Наступивший 2020-й назван Годом памяти и славы и посвящен 75-летию Победы.
На первый взгляд тема года сама по себе подразумевает вещи не просто очевидные, а сверхочевидные. Разве кто-нибудь из вменяемых граждан против «сохранения исторической памяти»? Нет, конечно. Может, к теме войны мало внимания? Опять же нет – трудно представить тему, которой уделяется внимания больше, чем этой. Или же государство плохо заботится о ветеранах? За исключением отдельных случаев бюрократического бездушия и произвола, вскрытых и заклейменных прессой, заботится хорошо. Тем более что осталось их на всю страну 40 с небольшим тысяч человек – можно каждого золотом осыпать.
Что касается враждебных сил, стремящихся историческую память поставить с ног на голову, то наши должностные лица и пропагандисты откликаются на каждый их враждебный выпад, причем без всякого «года памяти».
Так, спрашивается, зачем объявлять год со столь очевидной темой? Ведь не только же ради принципа «кашу маслом не испортишь»?

_Письменное задание a_. Перепишите без изменений записи: всё от их начала вниз до строки, где есть «74, 460, 88]», включая обе границы.

_Предоставленные записи_.
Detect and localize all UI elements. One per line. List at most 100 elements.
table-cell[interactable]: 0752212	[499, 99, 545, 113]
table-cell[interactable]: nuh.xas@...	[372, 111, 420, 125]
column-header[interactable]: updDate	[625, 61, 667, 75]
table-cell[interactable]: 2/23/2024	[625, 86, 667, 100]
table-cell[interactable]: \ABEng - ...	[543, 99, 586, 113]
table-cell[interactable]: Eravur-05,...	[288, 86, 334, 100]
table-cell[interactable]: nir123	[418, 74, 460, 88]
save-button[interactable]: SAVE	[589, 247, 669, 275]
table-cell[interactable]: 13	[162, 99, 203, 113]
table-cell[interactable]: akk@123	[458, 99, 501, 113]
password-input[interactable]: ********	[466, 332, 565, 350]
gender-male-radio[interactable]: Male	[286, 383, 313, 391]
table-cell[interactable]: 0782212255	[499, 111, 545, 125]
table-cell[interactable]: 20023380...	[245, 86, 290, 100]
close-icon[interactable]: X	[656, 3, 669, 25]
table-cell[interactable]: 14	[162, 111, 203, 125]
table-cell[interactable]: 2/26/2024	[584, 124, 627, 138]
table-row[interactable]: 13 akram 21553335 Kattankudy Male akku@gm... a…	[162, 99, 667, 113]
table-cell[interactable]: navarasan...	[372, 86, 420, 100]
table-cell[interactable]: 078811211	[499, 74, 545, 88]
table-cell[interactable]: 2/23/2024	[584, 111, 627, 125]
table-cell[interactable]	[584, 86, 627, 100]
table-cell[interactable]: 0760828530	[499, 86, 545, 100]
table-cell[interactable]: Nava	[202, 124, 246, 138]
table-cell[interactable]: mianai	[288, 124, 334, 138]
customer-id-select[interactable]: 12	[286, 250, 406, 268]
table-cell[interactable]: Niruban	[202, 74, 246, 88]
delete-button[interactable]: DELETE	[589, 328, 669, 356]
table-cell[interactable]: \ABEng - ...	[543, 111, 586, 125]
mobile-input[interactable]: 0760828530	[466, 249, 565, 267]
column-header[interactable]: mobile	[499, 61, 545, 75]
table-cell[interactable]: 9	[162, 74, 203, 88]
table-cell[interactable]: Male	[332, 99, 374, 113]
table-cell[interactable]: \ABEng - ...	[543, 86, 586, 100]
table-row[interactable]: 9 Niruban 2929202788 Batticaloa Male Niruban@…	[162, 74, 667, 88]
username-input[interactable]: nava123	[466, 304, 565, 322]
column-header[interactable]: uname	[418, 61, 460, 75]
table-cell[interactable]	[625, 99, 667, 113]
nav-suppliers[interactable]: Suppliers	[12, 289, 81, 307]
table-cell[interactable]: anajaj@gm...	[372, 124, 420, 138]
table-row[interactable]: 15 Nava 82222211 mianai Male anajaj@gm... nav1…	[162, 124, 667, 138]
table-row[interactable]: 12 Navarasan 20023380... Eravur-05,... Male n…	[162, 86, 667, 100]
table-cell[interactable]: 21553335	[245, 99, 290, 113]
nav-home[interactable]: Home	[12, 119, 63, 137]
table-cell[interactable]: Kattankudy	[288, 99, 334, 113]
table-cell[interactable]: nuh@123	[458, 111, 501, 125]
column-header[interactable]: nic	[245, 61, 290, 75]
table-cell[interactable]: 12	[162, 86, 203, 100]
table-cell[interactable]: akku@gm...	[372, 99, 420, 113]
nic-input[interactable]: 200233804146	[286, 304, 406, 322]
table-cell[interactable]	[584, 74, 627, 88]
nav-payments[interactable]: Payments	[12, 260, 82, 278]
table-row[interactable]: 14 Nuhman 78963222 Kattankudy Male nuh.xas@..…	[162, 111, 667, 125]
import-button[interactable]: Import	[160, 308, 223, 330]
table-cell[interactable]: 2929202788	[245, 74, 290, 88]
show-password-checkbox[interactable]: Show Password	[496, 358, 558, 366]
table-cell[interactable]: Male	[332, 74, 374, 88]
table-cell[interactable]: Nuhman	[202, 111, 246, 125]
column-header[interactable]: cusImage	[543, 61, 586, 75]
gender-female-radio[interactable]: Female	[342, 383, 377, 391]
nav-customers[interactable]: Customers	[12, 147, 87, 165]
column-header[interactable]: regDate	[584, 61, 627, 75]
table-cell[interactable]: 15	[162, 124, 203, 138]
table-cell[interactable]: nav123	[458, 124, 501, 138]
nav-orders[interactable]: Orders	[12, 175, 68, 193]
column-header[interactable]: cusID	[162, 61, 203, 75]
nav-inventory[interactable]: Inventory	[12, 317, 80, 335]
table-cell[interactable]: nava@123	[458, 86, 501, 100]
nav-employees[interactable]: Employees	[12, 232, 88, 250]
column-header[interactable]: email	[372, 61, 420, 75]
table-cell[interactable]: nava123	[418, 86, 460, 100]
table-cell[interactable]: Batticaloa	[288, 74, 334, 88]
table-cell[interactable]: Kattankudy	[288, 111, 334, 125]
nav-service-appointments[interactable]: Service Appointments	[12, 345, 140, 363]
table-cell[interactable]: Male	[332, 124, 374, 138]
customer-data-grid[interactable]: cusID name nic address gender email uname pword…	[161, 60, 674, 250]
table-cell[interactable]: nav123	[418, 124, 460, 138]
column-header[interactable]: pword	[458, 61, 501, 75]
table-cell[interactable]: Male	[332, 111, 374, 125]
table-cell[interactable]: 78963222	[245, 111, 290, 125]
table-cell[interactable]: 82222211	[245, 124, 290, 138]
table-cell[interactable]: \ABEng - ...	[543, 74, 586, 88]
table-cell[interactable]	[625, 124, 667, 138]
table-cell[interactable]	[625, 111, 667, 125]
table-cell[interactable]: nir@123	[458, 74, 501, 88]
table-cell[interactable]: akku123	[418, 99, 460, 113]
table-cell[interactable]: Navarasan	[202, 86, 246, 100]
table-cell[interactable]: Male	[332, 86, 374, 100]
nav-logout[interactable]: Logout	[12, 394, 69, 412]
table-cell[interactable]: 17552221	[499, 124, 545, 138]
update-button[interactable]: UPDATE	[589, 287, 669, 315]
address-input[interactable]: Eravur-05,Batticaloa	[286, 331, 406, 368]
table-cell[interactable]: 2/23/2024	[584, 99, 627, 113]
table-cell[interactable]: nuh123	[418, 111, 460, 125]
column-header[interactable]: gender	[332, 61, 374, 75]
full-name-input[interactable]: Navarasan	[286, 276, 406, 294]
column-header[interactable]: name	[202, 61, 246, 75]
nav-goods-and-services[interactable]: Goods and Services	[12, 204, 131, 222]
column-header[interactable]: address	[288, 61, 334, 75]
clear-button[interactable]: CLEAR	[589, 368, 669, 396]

_Письменное задание b_.
Ответьте на вопросы по отрывку о Годе памяти и славы:
(i) Какой годовщине посвящен 2020 год?
(ii) Сколько ветеранов, согласно отрывку, осталось на всю страну?
(iii) На какой принцип ссылается последнее предложение отрывка?

_Решение упражнения a_.
Detect and localize all UI elements. One per line. List at most 100 elements.
table-cell[interactable]: 0752212	[499, 99, 545, 113]
table-cell[interactable]: nuh.xas@...	[372, 111, 420, 125]
column-header[interactable]: updDate	[625, 61, 667, 75]
table-cell[interactable]: 2/23/2024	[625, 86, 667, 100]
table-cell[interactable]: \ABEng - ...	[543, 99, 586, 113]
table-cell[interactable]: Eravur-05,...	[288, 86, 334, 100]
table-cell[interactable]: nir123	[418, 74, 460, 88]

_Решение упражнения b_.
(i) 75-летию Победы.
(ii) 40 с небольшим тысяч человек.
(iii) На принцип «кашу маслом не испортишь».